Recorded data
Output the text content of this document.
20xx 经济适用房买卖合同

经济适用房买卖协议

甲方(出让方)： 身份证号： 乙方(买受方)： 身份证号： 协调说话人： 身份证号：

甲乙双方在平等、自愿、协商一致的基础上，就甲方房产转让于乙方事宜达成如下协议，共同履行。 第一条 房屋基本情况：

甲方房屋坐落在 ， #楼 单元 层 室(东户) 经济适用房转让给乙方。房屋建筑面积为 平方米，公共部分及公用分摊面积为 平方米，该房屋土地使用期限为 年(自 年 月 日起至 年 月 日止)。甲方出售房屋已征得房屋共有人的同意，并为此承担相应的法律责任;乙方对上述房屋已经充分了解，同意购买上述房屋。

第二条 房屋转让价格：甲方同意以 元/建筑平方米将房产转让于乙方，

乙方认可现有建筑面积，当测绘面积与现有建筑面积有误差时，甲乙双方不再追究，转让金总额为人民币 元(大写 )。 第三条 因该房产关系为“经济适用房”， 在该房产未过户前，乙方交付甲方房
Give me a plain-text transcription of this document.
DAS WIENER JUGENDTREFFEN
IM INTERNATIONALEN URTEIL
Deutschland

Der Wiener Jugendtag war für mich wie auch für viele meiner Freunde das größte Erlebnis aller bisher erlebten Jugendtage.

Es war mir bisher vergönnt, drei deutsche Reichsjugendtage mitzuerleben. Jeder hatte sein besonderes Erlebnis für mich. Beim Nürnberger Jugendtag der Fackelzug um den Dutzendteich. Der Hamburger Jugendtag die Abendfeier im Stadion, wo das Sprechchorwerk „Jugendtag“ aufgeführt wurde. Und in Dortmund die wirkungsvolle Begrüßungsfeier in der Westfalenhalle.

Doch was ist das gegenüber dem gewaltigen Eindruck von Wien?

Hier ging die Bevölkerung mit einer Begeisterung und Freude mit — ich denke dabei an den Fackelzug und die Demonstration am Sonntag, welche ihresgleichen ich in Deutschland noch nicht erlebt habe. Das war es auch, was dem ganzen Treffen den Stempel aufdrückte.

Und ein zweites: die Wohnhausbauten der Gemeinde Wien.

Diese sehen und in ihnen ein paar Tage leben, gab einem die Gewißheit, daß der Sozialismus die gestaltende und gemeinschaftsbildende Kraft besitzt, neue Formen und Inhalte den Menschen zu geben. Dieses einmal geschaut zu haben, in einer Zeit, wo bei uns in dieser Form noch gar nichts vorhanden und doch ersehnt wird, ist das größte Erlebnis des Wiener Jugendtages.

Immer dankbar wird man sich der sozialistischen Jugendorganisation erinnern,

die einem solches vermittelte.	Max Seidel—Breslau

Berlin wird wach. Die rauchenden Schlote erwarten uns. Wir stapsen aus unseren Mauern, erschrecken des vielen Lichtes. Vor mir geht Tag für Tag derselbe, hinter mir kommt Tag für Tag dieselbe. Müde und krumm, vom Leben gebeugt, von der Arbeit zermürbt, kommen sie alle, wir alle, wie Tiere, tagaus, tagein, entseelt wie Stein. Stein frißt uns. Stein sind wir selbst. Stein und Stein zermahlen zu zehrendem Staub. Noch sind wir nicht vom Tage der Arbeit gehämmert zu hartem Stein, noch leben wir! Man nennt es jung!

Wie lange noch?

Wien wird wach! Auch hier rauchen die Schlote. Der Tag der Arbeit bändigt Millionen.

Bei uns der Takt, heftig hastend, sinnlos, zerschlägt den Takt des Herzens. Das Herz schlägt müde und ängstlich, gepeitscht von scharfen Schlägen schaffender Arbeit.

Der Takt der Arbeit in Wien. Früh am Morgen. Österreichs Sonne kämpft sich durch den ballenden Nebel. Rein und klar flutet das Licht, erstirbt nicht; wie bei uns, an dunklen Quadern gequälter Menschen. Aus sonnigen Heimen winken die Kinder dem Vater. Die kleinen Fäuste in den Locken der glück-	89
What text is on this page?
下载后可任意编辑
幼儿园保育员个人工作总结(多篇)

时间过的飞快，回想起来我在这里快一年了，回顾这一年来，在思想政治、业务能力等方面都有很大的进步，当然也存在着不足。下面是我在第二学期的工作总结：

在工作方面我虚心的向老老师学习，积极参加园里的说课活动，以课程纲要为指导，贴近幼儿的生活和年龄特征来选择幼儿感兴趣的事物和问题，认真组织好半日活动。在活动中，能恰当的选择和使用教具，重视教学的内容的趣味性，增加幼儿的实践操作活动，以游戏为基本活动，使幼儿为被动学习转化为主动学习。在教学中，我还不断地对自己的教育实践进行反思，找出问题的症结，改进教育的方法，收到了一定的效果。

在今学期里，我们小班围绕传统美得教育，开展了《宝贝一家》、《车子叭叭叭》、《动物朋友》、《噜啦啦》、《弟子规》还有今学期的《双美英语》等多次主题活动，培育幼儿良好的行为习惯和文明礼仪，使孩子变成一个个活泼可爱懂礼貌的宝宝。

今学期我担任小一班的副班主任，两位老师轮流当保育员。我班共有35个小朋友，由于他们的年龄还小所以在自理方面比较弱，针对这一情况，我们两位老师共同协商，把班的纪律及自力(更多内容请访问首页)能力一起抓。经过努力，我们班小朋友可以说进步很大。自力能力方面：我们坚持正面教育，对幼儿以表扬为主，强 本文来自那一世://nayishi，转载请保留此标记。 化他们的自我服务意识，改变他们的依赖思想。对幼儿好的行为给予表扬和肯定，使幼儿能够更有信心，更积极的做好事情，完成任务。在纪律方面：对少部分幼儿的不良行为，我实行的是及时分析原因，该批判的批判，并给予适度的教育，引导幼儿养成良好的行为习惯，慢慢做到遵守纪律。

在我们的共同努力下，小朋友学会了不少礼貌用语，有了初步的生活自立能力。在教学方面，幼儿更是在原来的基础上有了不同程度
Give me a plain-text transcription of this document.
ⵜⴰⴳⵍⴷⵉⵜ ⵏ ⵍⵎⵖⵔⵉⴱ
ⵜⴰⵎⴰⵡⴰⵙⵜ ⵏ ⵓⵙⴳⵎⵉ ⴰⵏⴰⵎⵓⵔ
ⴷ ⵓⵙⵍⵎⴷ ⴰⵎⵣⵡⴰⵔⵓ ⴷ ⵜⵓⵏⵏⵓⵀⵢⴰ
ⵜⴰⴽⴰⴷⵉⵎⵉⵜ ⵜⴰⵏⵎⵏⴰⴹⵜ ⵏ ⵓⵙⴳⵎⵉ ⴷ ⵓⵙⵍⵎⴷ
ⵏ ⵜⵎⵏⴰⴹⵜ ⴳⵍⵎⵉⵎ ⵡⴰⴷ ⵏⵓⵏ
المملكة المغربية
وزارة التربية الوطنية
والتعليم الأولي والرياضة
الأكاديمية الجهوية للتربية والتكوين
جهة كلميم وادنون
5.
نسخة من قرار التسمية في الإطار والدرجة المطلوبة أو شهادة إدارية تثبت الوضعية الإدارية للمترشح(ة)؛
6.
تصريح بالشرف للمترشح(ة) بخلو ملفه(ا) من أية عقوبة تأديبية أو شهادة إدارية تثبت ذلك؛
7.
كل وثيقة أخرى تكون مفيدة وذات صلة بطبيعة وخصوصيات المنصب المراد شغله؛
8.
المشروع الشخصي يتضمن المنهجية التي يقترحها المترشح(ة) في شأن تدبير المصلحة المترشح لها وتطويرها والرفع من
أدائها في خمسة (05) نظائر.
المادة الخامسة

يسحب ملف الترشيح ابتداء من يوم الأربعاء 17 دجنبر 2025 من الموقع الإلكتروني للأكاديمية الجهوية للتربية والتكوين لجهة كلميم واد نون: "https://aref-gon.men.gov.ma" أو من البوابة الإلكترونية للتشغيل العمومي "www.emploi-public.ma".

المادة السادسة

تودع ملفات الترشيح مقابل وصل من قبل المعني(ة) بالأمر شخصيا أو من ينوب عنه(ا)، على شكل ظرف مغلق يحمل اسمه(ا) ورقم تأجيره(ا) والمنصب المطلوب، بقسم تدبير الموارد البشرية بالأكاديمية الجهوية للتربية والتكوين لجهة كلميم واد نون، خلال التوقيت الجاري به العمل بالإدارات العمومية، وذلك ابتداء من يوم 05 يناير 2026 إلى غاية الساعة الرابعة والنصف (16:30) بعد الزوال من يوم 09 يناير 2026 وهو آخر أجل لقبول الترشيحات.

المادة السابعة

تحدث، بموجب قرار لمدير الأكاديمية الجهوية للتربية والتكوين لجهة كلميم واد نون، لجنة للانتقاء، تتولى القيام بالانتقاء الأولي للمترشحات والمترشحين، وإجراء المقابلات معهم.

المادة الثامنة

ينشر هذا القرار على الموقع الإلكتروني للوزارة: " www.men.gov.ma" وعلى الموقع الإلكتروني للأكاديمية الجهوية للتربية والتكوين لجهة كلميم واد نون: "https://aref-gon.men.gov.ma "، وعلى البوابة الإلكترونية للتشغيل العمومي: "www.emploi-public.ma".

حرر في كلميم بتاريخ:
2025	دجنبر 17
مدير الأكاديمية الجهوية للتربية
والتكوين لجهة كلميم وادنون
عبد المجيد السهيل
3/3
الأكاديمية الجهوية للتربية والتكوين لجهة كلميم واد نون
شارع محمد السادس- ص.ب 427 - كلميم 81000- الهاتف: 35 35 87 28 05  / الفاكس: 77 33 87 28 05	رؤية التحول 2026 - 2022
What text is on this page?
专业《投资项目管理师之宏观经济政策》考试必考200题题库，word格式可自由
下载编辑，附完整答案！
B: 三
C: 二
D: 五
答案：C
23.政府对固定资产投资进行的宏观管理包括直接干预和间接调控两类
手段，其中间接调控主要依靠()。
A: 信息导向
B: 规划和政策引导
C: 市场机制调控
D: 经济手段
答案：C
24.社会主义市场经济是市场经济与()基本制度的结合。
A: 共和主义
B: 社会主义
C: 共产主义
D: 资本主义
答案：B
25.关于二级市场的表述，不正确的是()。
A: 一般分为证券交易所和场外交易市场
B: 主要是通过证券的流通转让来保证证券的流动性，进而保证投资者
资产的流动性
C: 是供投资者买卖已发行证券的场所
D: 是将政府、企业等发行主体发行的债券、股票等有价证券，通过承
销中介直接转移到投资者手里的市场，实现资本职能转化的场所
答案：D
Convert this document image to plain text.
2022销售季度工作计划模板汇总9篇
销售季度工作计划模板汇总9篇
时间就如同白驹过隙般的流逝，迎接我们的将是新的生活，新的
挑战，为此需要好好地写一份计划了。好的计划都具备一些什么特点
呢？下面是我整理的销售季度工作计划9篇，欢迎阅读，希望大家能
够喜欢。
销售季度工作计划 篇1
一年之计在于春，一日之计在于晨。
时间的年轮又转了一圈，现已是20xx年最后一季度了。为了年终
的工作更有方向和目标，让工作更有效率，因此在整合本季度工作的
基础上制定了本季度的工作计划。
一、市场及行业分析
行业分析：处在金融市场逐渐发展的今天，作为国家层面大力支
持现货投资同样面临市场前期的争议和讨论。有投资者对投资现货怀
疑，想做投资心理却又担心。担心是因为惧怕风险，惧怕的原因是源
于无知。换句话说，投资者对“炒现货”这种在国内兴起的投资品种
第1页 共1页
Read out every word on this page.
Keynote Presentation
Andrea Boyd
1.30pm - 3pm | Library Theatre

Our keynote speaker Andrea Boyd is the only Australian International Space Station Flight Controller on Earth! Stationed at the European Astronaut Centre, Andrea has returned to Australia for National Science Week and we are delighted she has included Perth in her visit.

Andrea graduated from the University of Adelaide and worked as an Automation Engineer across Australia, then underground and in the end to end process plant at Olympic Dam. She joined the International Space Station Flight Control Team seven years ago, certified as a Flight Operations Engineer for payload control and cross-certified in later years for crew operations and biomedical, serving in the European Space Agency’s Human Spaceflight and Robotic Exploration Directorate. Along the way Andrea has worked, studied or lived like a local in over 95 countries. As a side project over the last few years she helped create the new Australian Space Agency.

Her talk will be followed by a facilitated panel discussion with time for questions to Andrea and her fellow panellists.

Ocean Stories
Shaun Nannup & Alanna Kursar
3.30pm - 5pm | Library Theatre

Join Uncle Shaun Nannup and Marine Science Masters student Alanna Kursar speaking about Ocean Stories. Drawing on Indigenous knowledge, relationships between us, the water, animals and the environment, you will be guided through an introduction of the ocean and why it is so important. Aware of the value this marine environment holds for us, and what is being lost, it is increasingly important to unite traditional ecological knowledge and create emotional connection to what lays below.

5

▶ Exercise requirements
Copy out all lines from the material above that contain the string "الأولي".

▶ Written solution
والتعليم الأولي والرياضة
تحدث، بموجب قرار لمدير الأكاديمية الجهوية للتربية والتكوين لجهة كلميم واد نون، لجنة للانتقاء، تتولى القيام بالانتقاء الأولي للمترشحات والمترشحين، وإجراء المقابلات معهم.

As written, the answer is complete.